┌──

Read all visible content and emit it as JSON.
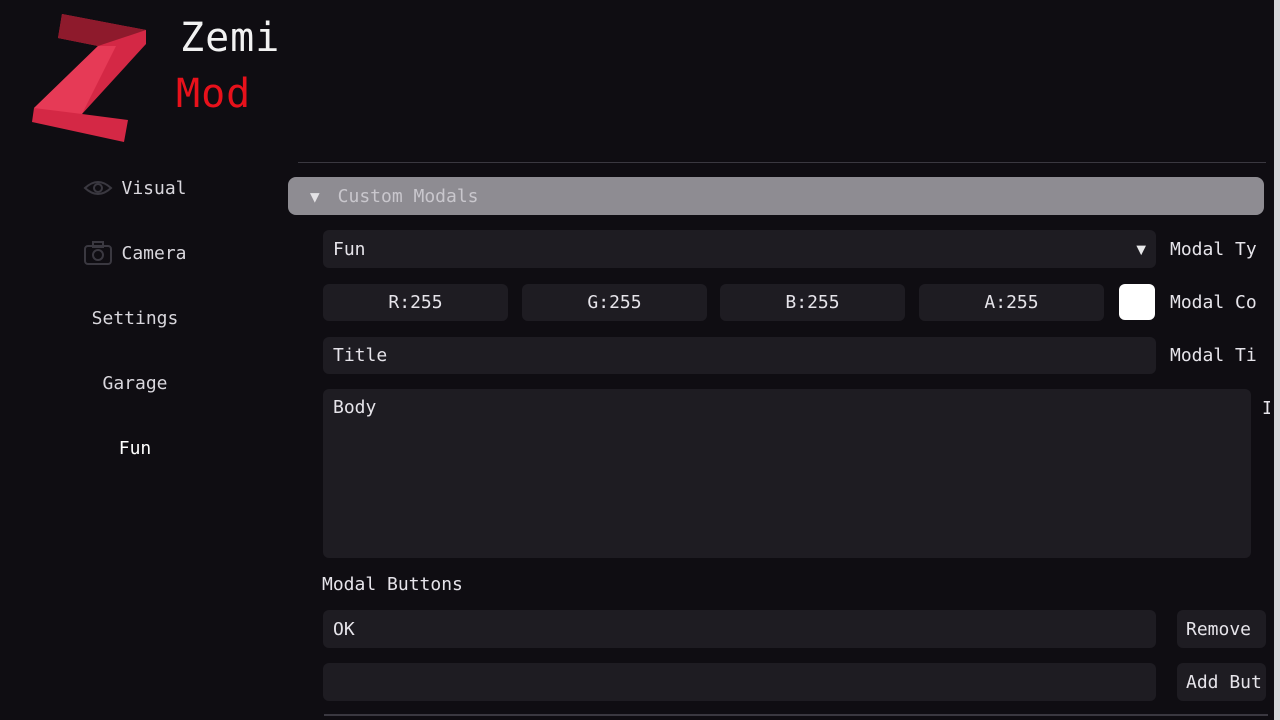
{
  "brand": {
    "logo_letter": "Z",
    "name": "Zemi",
    "sub": "Mod",
    "accent_color": "#e8111b"
  },
  "sidebar": {
    "items": [
      {
        "label": "Visual",
        "icon": "eye-icon"
      },
      {
        "label": "Camera",
        "icon": "camera-icon"
      },
      {
        "label": "Settings"
      },
      {
        "label": "Garage"
      },
      {
        "label": "Fun",
        "active": true
      }
    ]
  },
  "main": {
    "section": {
      "label": "Custom Modals",
      "expanded": true
    },
    "modal_type": {
      "value": "Fun",
      "label": "Modal Ty"
    },
    "modal_color": {
      "r": "R:255",
      "g": "G:255",
      "b": "B:255",
      "a": "A:255",
      "swatch": "#ffffff",
      "label": "Modal Co"
    },
    "modal_title": {
      "value": "Title",
      "label": "Modal Ti"
    },
    "modal_body": {
      "value": "Body",
      "label": "I"
    },
    "buttons_section": {
      "title": "Modal Buttons"
    },
    "button_entry": {
      "value": "OK",
      "remove_label": "Remove"
    },
    "new_button": {
      "value": "",
      "add_label": "Add But"
    }
  }
}
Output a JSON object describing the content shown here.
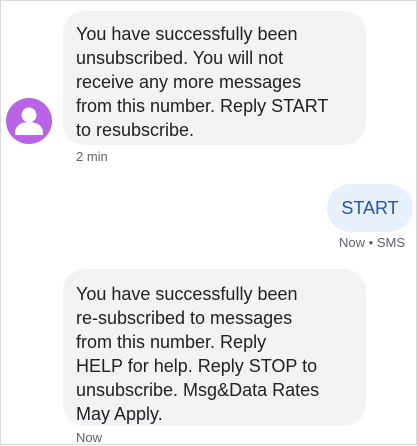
{
  "messages": [
    {
      "direction": "incoming",
      "text": "You have successfully been\nunsubscribed. You will not\nreceive any more messages\nfrom this number. Reply START\nto resubscribe.",
      "timestamp": "2 min"
    },
    {
      "direction": "outgoing",
      "text": "START",
      "status": "Now • SMS"
    },
    {
      "direction": "incoming",
      "text": "You have successfully been\nre-subscribed to messages\nfrom this number. Reply\nHELP for help. Reply STOP to\nunsubscribe. Msg&Data Rates\nMay Apply.",
      "timestamp": "Now"
    }
  ],
  "contact": {
    "avatar_icon": "person-icon",
    "avatar_color": "#b964e6"
  },
  "colors": {
    "incoming_bubble": "#f1f3f4",
    "outgoing_bubble": "#e8f0fe",
    "outgoing_text": "#1a56b8",
    "meta_text": "#5f6368"
  }
}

└──

■ Written problem ■
Transcribe the records verbatim and omit the images.

■ Task response ■
Read all visible content and emit it as JSON.
{
  "brand": {
    "logo_letter": "Z",
    "name": "Zemi",
    "sub": "Mod",
    "accent_color": "#e8111b"
  },
  "sidebar": {
    "items": [
      {
        "label": "Visual",
        "icon": "eye-icon"
      },
      {
        "label": "Camera",
        "icon": "camera-icon"
      },
      {
        "label": "Settings"
      },
      {
        "label": "Garage"
      },
      {
        "label": "Fun",
        "active": true
      }
    ]
  },
  "main": {
    "section": {
      "label": "Custom Modals",
      "expanded": true
    },
    "modal_type": {
      "value": "Fun",
      "label": "Modal Ty"
    },
    "modal_color": {
      "r": "R:255",
      "g": "G:255",
      "b": "B:255",
      "a": "A:255",
      "swatch": "#ffffff",
      "label": "Modal Co"
    },
    "modal_title": {
      "value": "Title",
      "label": "Modal Ti"
    },
    "modal_body": {
      "value": "Body",
      "label": "I"
    },
    "buttons_section": {
      "title": "Modal Buttons"
    },
    "button_entry": {
      "value": "OK",
      "remove_label": "Remove"
    },
    "new_button": {
      "value": "",
      "add_label": "Add But"
    }
  }
}
Output a JSON object describing the content shown here.
{
  "messages": [
    {
      "direction": "incoming",
      "text": "You have successfully been\nunsubscribed. You will not\nreceive any more messages\nfrom this number. Reply START\nto resubscribe.",
      "timestamp": "2 min"
    },
    {
      "direction": "outgoing",
      "text": "START",
      "status": "Now • SMS"
    },
    {
      "direction": "incoming",
      "text": "You have successfully been\nre-subscribed to messages\nfrom this number. Reply\nHELP for help. Reply STOP to\nunsubscribe. Msg&Data Rates\nMay Apply.",
      "timestamp": "Now"
    }
  ],
  "contact": {
    "avatar_icon": "person-icon",
    "avatar_color": "#b964e6"
  },
  "colors": {
    "incoming_bubble": "#f1f3f4",
    "outgoing_bubble": "#e8f0fe",
    "outgoing_text": "#1a56b8",
    "meta_text": "#5f6368"
  }
}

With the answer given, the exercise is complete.